— START —

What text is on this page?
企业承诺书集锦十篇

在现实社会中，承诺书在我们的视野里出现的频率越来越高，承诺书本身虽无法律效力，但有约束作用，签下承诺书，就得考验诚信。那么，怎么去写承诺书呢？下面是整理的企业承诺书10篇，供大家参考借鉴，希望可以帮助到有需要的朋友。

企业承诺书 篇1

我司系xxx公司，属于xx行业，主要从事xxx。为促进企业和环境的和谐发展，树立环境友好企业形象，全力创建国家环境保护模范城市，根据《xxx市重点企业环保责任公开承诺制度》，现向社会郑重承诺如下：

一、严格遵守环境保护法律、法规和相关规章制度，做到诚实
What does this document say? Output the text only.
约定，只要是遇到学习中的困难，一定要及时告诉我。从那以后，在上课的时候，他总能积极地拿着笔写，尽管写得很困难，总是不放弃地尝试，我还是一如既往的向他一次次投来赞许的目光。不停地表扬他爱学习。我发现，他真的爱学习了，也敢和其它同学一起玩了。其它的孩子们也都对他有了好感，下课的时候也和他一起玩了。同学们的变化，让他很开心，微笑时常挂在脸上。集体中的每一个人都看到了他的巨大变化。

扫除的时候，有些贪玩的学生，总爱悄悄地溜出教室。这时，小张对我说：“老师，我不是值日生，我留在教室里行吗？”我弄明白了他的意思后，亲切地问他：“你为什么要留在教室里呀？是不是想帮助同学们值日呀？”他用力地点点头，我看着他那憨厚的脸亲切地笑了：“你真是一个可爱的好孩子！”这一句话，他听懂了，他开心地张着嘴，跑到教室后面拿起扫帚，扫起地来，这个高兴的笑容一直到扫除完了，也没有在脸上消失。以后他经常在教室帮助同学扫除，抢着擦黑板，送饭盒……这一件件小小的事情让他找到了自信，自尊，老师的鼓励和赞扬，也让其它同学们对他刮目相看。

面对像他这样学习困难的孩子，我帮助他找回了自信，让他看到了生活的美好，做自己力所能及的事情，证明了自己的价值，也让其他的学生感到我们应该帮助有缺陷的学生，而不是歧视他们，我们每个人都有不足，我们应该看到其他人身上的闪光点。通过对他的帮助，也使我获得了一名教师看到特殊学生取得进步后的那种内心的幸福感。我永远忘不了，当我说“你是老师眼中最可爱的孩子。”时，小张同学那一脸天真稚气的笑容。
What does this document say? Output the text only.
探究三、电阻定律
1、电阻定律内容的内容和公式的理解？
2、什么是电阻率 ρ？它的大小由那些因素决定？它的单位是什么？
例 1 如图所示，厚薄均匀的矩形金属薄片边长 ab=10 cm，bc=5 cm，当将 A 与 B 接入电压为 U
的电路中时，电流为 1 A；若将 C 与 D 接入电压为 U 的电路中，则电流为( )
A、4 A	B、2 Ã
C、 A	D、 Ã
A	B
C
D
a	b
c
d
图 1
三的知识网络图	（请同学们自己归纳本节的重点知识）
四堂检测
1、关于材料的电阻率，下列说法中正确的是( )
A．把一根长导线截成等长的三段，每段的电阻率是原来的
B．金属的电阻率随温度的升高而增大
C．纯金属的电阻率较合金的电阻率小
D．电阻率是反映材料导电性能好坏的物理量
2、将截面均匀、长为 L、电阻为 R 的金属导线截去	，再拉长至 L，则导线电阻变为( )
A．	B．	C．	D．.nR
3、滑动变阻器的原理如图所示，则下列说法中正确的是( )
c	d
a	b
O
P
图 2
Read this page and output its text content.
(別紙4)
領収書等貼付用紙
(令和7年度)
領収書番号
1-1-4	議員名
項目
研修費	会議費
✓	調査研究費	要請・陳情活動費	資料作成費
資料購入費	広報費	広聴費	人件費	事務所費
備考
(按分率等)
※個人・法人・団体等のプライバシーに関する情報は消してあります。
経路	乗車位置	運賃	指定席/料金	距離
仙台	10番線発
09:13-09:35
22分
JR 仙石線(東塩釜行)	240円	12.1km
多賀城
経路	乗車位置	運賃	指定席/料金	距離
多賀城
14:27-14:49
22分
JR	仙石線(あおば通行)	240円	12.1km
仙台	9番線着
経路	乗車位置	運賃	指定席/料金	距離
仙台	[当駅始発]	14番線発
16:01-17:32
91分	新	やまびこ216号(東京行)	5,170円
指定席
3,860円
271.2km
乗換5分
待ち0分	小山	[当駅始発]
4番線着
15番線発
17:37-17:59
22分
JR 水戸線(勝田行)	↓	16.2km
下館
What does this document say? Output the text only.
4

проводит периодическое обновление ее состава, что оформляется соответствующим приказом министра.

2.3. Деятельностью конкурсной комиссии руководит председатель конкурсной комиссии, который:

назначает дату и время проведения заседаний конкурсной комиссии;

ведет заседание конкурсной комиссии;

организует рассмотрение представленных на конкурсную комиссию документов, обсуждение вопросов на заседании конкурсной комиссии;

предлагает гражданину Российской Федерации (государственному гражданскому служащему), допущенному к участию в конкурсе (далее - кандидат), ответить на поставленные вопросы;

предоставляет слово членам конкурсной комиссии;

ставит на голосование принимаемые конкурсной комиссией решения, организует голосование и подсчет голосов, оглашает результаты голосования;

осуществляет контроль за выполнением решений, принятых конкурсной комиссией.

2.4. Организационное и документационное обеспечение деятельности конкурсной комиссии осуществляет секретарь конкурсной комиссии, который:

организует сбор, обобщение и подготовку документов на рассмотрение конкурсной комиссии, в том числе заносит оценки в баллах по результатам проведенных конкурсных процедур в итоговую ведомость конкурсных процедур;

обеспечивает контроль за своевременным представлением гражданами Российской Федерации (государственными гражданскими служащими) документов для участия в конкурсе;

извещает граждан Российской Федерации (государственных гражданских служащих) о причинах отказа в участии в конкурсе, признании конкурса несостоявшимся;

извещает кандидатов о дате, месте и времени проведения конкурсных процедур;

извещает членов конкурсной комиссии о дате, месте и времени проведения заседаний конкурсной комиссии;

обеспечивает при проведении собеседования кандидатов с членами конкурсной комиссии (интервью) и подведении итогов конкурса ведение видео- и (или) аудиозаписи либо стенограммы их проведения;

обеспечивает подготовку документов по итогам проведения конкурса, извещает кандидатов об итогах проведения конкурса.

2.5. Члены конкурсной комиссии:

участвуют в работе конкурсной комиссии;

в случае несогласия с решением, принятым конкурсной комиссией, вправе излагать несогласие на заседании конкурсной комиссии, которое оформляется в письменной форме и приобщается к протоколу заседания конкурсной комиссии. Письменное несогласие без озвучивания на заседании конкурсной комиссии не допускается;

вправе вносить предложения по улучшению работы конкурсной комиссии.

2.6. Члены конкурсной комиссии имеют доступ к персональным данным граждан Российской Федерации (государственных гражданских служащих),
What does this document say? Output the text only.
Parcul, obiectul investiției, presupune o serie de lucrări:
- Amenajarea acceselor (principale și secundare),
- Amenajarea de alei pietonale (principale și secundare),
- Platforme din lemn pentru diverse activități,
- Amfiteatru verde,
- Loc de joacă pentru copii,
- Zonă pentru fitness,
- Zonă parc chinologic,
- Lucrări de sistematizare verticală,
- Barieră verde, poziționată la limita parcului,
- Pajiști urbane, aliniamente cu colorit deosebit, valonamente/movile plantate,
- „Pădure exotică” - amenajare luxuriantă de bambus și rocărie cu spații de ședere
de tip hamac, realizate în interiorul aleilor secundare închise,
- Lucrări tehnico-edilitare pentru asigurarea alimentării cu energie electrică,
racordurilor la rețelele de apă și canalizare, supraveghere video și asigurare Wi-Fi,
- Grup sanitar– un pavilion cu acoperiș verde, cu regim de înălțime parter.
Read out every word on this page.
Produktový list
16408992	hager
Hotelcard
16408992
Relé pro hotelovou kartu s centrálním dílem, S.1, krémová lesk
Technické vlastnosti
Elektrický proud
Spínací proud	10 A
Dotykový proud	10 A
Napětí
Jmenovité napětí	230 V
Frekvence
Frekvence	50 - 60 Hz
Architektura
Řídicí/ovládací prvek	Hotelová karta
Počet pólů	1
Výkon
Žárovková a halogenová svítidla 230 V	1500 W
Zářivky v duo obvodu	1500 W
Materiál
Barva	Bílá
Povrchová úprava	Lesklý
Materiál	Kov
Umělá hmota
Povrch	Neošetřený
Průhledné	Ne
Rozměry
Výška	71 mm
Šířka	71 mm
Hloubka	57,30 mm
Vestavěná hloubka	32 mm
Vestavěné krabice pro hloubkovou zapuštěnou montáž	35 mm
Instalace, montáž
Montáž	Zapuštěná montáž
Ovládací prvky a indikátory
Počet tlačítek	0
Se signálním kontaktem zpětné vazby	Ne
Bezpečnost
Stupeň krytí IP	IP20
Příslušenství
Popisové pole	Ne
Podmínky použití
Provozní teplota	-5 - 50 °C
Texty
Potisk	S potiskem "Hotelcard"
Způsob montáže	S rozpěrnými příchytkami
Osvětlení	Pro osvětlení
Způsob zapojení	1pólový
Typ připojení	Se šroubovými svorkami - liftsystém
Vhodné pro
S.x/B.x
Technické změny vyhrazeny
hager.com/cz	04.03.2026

— END —

→ AIM OF THE TASK
Of the lines above, how many hold the word "接入电压为"? Say the number alone.

→ COMPLETE OUTPUT
2